* Begin *

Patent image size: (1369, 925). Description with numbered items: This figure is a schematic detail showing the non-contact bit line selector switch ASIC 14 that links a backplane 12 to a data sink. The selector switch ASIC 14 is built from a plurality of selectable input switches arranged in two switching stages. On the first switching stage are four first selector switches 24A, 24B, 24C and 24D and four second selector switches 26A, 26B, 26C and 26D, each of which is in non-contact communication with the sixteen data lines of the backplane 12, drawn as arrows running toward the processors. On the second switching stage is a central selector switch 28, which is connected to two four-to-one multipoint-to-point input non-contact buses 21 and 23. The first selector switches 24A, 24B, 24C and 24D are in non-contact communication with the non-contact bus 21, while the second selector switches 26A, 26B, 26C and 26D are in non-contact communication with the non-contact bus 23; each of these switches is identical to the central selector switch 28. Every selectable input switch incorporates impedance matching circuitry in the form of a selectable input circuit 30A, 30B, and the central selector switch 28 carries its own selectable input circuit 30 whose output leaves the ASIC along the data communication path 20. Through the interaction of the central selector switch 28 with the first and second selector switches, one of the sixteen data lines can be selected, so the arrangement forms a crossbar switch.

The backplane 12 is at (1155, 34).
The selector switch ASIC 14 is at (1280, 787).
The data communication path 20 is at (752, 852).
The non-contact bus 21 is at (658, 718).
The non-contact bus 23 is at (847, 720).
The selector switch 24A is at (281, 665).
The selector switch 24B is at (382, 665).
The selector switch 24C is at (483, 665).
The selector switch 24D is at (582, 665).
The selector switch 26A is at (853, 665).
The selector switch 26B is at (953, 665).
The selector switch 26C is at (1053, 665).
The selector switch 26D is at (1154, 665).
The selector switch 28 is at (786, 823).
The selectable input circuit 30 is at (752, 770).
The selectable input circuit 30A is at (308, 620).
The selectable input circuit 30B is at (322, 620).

* End *
* Begin *

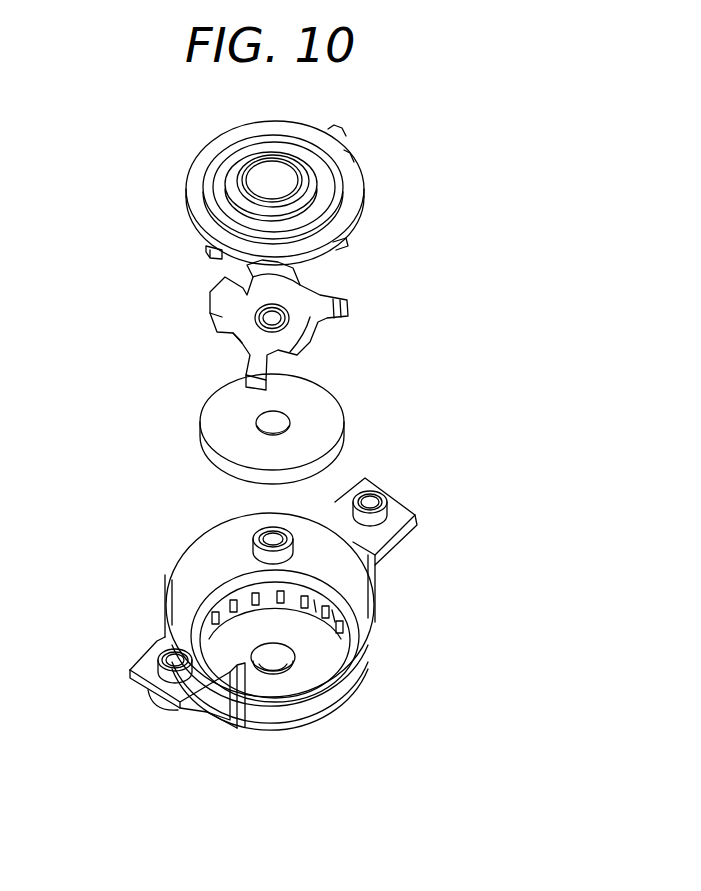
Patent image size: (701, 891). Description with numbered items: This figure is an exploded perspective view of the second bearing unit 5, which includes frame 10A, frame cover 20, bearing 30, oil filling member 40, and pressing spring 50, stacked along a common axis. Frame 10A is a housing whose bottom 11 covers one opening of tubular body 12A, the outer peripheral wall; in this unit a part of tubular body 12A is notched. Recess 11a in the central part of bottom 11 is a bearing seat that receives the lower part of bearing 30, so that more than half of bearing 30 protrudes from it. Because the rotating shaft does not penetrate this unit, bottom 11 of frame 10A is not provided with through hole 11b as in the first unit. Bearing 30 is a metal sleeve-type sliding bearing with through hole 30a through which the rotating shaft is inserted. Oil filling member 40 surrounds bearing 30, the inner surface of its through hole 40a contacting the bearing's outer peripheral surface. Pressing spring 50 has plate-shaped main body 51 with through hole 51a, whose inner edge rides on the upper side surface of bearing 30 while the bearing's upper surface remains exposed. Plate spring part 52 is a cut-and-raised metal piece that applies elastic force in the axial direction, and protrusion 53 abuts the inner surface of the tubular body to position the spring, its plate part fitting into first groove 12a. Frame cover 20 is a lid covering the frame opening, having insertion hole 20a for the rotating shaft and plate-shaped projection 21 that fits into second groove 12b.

* End *

> _What you are asked to do_
Give the portion that begins with the line containing "Patent image size: (1369, 925)." and ends with the line containing "The selectable input circuit 30 is", both included, as a JSON list of strings with one string per line and blank lines omitted.

> _Task response_
[
  "Patent image size: (1369, 925). Description with numbered items: This figure is a schematic detail showing the non-contact bit line selector switch ASIC 14 that links a backplane 12 to a data sink. The selector switch ASIC 14 is built from a plurality of selectable input switches arranged in two switching stages. On the first switching stage are four first selector switches 24A, 24B, 24C and 24D and four second selector switches 26A, 26B, 26C and 26D, each of which is in non-contact communication with the sixteen data lines of the backplane 12, drawn as arrows running toward the processors. On the second switching stage is a central selector switch 28, which is connected to two four-to-one multipoint-to-point input non-contact buses 21 and 23. The first selector switches 24A, 24B, 24C and 24D are in non-contact communication with the non-contact bus 21, while the second selector switches 26A, 26B, 26C and 26D are in non-contact communication with the non-contact bus 23; each of these switches is identical to the central selector switch 28. Every selectable input switch incorporates impedance matching circuitry in the form of a selectable input circuit 30A, 30B, and the central selector switch 28 carries its own selectable input circuit 30 whose output leaves the ASIC along the data communication path 20. Through the interaction of the central selector switch 28 with the first and second selector switches, one of the sixteen data lines can be selected, so the arrangement forms a crossbar switch.",
  "The backplane 12 is at (1155, 34).",
  "The selector switch ASIC 14 is at (1280, 787).",
  "The data communication path 20 is at (752, 852).",
  "The non-contact bus 21 is at (658, 718).",
  "The non-contact bus 23 is at (847, 720).",
  "The selector switch 24A is at (281, 665).",
  "The selector switch 24B is at (382, 665).",
  "The selector switch 24C is at (483, 665).",
  "The selector switch 24D is at (582, 665).",
  "The selector switch 26A is at (853, 665).",
  "The selector switch 26B is at (953, 665).",
  "The selector switch 26C is at (1053, 665).",
  "The selector switch 26D is at (1154, 665).",
  "The selector switch 28 is at (786, 823).",
  "The selectable input circuit 30 is at (752, 770)."
]